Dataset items
(begin)

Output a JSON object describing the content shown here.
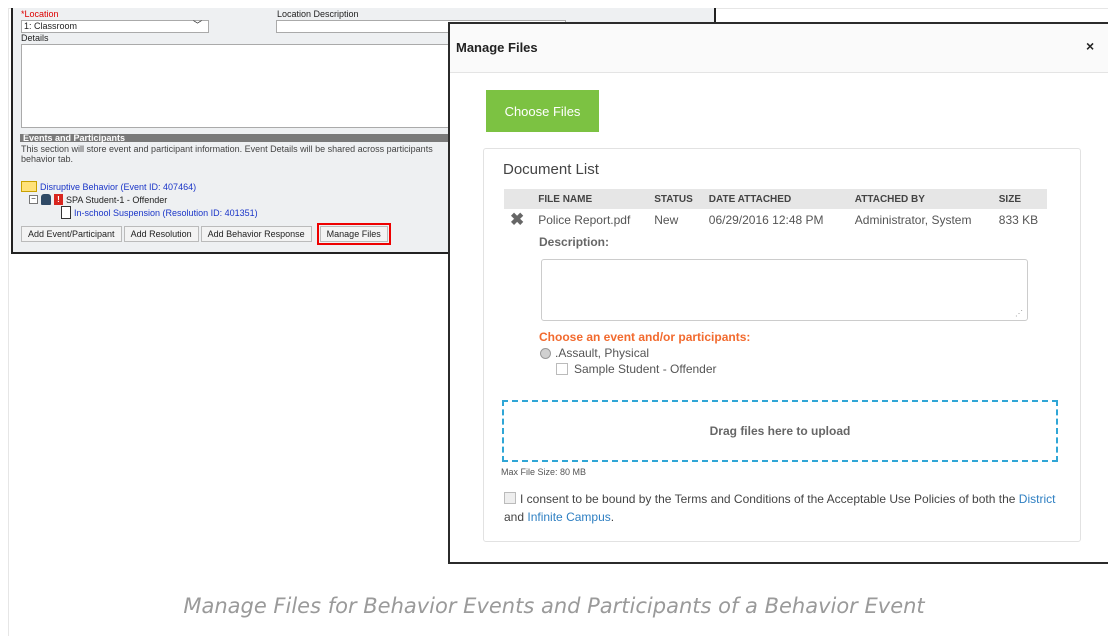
{
  "form": {
    "location_label": "*Location",
    "location_value": "1: Classroom",
    "location_desc_label": "Location Description",
    "details_label": "Details",
    "events_header": "Events and Participants",
    "events_help": "This section will store event and participant information. Event Details will be shared across participants behavior tab.",
    "tree": {
      "event": "Disruptive Behavior (Event ID: 407464)",
      "student": "SPA Student-1 - Offender",
      "resolution": "In-school Suspension (Resolution ID: 401351)"
    },
    "buttons": {
      "add_event": "Add Event/Participant",
      "add_resolution": "Add Resolution",
      "add_response": "Add Behavior Response",
      "manage_files": "Manage Files"
    }
  },
  "modal": {
    "title": "Manage Files",
    "close": "×",
    "choose_files": "Choose Files",
    "doc_list_title": "Document List",
    "columns": [
      "FILE NAME",
      "STATUS",
      "DATE ATTACHED",
      "ATTACHED BY",
      "SIZE"
    ],
    "file": {
      "name": "Police Report.pdf",
      "status": "New",
      "date": "06/29/2016 12:48 PM",
      "by": "Administrator, System",
      "size": "833 KB"
    },
    "description_label": "Description:",
    "choose_event_label": "Choose an event and/or participants:",
    "event_option": ".Assault, Physical",
    "participant_option": "Sample Student - Offender",
    "drop_text": "Drag files here to upload",
    "max_size": "Max File Size: 80 MB",
    "consent_text_1": "I consent to be bound by the Terms and Conditions of the Acceptable Use Policies of both the",
    "consent_link_district": "District",
    "consent_text_2": "and",
    "consent_link_campus": "Infinite Campus",
    "consent_end": "."
  },
  "caption": "Manage Files for Behavior Events and Participants of a Behavior Event",
  "colors": {
    "choose_button": "#7cc242",
    "drop_border": "#30a6d6",
    "choose_label": "#f26a2e",
    "link": "#2e7fc2",
    "highlight": "#ee0000"
  }
}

(end)

STATED PROBLEM - State the number of lines that contain the string "here", with no other words.

ANSWER TO THE PROBLEM - 2